**Stated exercise**
Rewrite the lines of the records, starting at the beginning of the records and ending at the line that contains "163, 1045, 501]", as a JSON list of strings with one string per line and blank lines omitted.

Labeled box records
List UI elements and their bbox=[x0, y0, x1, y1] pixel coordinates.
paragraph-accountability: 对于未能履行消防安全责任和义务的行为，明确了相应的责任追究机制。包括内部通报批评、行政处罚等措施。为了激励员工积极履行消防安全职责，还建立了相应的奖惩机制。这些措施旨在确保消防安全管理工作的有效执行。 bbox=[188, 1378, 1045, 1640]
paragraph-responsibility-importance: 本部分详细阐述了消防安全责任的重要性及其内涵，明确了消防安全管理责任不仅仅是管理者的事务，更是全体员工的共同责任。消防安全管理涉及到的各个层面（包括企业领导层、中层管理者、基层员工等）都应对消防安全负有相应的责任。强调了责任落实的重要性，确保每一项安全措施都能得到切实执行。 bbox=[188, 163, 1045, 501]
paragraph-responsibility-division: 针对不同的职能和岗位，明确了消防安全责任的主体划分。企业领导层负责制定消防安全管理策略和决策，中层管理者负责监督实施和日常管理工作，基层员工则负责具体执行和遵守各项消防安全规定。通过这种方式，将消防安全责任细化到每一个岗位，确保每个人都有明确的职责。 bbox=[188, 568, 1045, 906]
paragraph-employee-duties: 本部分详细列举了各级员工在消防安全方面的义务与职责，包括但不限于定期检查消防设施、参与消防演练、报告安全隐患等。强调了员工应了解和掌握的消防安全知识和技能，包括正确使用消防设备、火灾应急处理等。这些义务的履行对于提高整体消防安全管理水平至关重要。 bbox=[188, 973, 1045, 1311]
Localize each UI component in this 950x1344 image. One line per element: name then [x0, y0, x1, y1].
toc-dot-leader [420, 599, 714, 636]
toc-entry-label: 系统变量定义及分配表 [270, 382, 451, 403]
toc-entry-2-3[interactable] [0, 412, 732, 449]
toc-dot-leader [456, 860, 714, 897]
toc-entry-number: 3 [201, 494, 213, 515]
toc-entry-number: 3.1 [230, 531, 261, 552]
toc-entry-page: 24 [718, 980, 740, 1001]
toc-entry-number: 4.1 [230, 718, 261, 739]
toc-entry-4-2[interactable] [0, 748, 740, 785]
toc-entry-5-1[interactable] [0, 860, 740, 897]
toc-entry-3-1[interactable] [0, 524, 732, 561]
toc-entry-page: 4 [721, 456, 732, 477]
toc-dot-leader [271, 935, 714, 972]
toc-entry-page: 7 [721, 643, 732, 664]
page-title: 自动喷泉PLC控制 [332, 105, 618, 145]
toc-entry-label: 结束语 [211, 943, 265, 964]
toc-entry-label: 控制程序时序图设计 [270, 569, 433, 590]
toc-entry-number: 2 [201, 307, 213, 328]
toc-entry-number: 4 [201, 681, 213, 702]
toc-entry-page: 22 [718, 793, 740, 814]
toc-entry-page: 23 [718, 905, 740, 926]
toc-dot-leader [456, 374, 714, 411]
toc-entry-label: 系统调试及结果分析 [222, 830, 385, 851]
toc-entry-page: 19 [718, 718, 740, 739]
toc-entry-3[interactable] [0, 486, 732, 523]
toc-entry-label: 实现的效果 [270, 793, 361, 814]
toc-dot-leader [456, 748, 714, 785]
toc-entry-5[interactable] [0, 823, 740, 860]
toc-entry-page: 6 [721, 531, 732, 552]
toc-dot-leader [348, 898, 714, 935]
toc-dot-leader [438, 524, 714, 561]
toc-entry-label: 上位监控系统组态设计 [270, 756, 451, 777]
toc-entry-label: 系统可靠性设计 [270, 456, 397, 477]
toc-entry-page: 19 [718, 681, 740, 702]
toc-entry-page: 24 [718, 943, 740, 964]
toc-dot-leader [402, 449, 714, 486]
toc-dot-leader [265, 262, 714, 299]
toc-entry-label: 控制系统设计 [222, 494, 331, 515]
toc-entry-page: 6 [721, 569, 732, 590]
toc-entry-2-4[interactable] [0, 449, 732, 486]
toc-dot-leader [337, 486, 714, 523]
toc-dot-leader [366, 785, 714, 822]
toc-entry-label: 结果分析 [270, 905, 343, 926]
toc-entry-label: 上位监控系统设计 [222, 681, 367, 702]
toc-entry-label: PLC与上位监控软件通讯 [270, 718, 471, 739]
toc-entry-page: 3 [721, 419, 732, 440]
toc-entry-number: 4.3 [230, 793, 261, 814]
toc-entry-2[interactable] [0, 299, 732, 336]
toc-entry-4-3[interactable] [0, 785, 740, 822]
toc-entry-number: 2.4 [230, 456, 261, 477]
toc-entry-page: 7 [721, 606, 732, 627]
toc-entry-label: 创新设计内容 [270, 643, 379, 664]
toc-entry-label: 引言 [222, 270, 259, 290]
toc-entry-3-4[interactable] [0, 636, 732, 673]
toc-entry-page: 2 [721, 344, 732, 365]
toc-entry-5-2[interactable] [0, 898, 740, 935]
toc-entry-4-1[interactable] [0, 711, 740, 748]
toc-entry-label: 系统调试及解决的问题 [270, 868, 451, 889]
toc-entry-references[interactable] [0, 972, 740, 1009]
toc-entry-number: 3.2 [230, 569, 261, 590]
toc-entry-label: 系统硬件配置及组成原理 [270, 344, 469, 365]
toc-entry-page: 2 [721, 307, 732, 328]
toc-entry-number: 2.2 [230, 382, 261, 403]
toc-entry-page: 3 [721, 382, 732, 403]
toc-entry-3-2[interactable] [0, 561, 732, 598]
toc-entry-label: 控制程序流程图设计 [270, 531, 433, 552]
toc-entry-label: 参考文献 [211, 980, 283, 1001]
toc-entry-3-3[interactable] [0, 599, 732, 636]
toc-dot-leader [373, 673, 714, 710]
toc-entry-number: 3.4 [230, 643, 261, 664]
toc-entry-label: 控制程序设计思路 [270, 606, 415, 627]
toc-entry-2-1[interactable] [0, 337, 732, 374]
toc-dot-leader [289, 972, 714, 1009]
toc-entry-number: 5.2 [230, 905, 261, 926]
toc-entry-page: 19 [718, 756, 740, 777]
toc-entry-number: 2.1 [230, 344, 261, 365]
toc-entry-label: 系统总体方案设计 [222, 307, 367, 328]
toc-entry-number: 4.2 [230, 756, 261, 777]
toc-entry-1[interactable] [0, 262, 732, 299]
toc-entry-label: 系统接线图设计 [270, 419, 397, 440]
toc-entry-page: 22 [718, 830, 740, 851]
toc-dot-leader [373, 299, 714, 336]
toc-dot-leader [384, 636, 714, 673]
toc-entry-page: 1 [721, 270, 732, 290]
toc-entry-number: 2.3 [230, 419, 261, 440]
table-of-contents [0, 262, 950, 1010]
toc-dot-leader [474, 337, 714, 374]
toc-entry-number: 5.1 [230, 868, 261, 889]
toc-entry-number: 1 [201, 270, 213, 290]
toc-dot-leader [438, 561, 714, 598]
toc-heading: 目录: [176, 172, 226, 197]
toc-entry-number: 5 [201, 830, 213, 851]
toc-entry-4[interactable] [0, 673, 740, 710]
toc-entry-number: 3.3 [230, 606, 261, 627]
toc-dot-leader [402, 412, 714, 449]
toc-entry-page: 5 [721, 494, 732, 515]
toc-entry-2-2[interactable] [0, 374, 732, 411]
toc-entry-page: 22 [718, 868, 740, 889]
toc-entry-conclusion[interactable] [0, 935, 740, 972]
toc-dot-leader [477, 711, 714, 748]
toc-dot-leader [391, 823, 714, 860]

**Solution to this exercise**
[
  "List UI elements and their bbox=[x0, y0, x1, y1] pixel coordinates.",
  "paragraph-accountability: 对于未能履行消防安全责任和义务的行为，明确了相应的责任追究机制。包括内部通报批评、行政处罚等措施。为了激励员工积极履行消防安全职责，还建立了相应的奖惩机制。这些措施旨在确保消防安全管理工作的有效执行。 bbox=[188, 1378, 1045, 1640]",
  "paragraph-responsibility-importance: 本部分详细阐述了消防安全责任的重要性及其内涵，明确了消防安全管理责任不仅仅是管理者的事务，更是全体员工的共同责任。消防安全管理涉及到的各个层面（包括企业领导层、中层管理者、基层员工等）都应对消防安全负有相应的责任。强调了责任落实的重要性，确保每一项安全措施都能得到切实执行。 bbox=[188, 163, 1045, 501]"
]